Stored data:
---*---

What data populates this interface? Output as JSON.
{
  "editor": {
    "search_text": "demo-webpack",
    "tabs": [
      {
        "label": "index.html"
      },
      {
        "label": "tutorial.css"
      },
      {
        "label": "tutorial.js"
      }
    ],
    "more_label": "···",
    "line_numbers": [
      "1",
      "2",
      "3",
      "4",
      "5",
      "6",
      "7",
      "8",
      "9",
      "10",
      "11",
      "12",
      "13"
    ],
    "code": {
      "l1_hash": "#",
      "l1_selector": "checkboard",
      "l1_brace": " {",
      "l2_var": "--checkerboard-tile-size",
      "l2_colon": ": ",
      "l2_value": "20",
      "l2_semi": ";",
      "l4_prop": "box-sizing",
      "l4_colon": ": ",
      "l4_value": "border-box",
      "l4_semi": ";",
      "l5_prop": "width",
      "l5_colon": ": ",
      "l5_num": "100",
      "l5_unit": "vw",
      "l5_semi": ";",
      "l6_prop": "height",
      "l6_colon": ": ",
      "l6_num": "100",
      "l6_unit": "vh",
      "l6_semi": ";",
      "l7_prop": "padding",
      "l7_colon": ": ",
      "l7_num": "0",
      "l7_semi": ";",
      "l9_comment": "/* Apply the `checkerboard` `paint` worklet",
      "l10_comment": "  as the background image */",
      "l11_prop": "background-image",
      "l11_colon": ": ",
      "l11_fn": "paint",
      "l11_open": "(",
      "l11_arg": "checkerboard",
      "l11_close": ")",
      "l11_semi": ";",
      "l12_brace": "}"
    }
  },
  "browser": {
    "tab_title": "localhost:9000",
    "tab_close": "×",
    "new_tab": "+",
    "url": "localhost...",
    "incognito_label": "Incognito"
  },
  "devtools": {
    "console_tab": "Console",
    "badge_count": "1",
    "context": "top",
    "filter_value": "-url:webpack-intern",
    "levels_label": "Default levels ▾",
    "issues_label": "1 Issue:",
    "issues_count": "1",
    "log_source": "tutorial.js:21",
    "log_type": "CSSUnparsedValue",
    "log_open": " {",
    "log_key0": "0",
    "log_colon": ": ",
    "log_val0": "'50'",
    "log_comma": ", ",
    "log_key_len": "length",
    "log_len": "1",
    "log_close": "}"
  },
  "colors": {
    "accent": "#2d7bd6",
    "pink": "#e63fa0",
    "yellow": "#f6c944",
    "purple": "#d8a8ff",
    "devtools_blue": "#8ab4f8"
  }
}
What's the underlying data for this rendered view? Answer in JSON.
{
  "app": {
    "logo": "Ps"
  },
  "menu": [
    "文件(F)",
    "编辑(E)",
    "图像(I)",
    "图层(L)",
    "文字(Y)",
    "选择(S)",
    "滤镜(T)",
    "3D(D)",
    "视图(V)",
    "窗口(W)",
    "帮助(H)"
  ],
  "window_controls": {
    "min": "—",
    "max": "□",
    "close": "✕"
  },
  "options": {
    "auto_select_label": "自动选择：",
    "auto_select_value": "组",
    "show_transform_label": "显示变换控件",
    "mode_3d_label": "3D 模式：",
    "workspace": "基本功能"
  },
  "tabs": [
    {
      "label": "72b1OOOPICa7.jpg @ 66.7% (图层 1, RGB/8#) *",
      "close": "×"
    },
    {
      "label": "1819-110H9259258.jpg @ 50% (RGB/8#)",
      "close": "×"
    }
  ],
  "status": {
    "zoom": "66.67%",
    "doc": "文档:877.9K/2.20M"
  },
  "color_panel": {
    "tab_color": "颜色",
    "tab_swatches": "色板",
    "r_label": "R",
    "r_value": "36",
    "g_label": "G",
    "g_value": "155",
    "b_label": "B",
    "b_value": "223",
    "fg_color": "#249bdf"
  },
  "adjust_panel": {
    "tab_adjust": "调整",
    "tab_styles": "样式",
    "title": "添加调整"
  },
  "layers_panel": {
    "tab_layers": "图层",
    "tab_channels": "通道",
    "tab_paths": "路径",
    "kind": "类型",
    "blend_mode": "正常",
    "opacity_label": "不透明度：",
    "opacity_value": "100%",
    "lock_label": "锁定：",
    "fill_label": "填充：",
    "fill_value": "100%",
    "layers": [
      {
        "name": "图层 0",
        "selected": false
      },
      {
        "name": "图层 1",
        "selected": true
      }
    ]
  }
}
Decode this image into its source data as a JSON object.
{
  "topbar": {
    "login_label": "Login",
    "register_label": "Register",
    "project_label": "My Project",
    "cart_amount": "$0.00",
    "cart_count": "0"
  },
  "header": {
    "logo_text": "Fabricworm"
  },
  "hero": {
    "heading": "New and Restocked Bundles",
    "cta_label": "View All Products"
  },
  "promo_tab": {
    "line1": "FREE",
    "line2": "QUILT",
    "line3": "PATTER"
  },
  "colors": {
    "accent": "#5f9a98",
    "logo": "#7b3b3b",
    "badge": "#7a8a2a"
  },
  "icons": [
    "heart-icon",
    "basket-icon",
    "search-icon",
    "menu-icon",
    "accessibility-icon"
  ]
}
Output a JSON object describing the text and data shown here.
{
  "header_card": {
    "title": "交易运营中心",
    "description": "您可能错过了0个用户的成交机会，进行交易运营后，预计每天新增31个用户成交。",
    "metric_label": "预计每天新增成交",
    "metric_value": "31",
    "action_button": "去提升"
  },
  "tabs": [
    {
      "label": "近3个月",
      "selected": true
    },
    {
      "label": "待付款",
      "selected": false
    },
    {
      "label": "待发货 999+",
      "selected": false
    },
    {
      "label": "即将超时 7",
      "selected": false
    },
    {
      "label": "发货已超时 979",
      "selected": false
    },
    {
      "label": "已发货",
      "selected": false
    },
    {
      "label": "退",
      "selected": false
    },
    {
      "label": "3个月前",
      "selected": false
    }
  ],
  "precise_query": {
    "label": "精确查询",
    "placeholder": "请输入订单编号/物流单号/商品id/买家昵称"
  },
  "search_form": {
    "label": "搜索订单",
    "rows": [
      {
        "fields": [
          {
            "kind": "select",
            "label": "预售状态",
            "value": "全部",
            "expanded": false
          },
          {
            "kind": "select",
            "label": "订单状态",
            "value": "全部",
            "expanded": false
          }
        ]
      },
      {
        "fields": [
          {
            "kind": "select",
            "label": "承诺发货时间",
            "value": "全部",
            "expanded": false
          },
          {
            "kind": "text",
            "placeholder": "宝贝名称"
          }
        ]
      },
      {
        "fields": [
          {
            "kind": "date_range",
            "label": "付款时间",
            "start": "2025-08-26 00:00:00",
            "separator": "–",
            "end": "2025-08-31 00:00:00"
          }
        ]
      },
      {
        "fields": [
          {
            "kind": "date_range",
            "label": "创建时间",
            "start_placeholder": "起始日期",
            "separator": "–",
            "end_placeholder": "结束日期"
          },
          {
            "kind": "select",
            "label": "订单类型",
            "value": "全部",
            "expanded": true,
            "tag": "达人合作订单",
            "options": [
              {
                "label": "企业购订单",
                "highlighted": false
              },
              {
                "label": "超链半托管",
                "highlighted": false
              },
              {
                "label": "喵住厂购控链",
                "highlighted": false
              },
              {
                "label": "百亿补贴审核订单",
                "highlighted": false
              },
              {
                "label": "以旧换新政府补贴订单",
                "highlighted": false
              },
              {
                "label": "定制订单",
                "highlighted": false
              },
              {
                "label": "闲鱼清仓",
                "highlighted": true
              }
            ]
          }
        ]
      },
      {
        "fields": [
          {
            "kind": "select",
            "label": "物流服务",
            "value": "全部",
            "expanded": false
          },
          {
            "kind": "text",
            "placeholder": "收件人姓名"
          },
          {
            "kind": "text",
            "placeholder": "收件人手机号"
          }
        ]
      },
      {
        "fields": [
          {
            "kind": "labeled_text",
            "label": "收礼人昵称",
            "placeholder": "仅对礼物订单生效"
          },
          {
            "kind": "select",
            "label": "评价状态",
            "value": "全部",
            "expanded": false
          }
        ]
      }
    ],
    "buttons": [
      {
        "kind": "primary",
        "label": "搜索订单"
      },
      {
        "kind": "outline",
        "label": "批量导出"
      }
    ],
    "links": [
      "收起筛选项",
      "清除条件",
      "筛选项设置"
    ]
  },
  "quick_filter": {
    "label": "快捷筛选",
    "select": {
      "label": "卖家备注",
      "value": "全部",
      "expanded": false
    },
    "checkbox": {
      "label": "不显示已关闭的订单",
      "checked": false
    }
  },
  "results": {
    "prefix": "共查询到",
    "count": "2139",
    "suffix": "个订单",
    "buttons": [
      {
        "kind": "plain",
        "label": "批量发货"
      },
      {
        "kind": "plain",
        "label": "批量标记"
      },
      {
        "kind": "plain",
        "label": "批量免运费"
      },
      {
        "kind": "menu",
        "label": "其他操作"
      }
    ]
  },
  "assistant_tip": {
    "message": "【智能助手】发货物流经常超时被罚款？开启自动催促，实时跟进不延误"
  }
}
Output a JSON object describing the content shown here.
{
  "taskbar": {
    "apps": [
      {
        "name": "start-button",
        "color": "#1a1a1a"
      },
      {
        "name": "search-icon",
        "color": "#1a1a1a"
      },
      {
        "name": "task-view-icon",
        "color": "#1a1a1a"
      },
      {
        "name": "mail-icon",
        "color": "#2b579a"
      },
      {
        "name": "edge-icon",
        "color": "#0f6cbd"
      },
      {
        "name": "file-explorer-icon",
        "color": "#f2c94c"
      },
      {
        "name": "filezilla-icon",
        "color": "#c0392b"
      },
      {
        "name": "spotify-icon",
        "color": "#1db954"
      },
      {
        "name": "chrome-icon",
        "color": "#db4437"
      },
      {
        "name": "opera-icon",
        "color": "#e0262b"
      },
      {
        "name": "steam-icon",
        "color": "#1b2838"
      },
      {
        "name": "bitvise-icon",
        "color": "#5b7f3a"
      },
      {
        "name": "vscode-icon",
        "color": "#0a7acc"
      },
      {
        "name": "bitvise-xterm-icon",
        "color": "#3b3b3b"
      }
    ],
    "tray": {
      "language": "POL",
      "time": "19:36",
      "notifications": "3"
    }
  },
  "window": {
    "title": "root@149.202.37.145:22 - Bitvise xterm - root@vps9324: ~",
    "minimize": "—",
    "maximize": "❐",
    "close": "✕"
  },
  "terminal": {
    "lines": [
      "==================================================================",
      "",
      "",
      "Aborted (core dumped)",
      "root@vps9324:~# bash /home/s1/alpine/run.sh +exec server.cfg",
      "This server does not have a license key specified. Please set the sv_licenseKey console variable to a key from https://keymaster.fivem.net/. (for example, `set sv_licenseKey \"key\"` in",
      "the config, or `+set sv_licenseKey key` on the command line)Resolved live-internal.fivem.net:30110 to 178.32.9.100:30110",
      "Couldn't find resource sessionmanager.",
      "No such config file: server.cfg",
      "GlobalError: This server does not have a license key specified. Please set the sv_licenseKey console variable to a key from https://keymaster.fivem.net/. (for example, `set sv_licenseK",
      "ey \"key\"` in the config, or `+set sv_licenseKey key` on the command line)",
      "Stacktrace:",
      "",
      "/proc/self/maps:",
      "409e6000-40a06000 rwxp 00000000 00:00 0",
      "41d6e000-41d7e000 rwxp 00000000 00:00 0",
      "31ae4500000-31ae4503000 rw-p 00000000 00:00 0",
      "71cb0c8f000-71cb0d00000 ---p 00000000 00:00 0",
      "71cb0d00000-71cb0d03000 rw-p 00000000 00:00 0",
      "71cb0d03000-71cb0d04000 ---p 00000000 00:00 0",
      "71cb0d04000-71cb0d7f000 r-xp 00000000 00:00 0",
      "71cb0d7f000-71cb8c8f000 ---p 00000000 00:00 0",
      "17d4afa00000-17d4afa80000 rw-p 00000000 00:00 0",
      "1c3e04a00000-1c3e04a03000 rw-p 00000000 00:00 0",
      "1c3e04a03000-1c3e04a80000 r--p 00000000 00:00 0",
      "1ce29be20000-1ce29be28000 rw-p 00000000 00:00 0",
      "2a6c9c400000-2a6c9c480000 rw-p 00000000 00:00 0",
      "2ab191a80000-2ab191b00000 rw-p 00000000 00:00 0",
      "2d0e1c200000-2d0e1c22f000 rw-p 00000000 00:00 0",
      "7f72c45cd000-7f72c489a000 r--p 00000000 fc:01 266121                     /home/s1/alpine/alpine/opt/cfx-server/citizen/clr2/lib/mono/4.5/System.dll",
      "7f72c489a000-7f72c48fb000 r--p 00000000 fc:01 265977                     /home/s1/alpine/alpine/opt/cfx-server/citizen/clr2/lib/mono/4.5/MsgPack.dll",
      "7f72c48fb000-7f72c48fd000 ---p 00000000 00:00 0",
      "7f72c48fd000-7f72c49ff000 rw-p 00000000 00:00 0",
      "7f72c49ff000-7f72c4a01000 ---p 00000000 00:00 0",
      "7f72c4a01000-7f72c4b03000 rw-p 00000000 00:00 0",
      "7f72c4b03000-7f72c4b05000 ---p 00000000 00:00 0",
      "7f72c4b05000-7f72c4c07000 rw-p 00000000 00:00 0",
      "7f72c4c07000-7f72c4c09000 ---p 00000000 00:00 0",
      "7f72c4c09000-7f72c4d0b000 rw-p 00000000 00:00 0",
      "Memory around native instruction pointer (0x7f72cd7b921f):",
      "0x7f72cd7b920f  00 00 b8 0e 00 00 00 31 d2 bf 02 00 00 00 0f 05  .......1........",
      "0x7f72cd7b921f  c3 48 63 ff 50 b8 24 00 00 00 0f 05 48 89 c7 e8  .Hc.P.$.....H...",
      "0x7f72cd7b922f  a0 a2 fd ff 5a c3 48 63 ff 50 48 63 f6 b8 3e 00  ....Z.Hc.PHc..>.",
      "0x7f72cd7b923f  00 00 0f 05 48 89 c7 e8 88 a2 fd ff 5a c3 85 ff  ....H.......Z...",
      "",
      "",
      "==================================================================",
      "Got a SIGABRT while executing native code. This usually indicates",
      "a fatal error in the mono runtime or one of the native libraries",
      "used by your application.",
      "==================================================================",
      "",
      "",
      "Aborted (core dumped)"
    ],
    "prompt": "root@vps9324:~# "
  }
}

---*---

Every line holding "root" should be copied out.

Full response:
    "title": "root@149.202.37.145:22 - Bitvise xterm - root@vps9324: ~",
      "root@vps9324:~# bash /home/s1/alpine/run.sh +exec server.cfg",
    "prompt": "root@vps9324:~# "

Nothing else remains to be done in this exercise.